(Collected data)
◇ ◇ ◇ ◇ ◇
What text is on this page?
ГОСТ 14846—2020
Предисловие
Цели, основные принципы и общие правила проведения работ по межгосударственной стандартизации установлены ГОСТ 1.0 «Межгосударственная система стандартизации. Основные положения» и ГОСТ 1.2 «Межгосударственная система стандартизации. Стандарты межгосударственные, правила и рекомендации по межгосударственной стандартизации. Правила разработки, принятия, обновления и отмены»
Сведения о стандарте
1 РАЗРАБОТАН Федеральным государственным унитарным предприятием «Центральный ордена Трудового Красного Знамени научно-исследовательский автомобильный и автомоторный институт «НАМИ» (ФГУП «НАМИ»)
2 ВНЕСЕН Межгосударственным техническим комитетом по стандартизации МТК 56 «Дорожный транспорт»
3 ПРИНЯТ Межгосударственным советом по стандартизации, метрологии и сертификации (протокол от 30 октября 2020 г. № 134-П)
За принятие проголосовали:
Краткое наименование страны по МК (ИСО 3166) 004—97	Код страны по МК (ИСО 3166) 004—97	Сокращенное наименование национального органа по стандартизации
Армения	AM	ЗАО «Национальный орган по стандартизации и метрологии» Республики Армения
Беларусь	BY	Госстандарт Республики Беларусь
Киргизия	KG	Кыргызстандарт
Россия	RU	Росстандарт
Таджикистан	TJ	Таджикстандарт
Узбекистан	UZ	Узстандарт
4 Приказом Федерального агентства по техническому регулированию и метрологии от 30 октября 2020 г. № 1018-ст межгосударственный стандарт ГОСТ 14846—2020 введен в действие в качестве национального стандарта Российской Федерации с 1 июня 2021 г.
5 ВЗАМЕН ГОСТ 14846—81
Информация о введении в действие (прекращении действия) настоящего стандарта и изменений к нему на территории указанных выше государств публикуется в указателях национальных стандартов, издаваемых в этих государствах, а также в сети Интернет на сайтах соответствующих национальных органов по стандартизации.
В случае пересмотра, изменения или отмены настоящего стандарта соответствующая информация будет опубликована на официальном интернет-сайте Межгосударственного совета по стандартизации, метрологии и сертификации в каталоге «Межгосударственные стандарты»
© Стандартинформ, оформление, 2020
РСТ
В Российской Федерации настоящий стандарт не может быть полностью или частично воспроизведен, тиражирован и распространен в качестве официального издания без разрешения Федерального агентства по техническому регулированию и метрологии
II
◇ ◇ ◇ ◇ ◇
• Do this
Count every line in the listing above that holds "Республики", then report only the count.

• The solution
2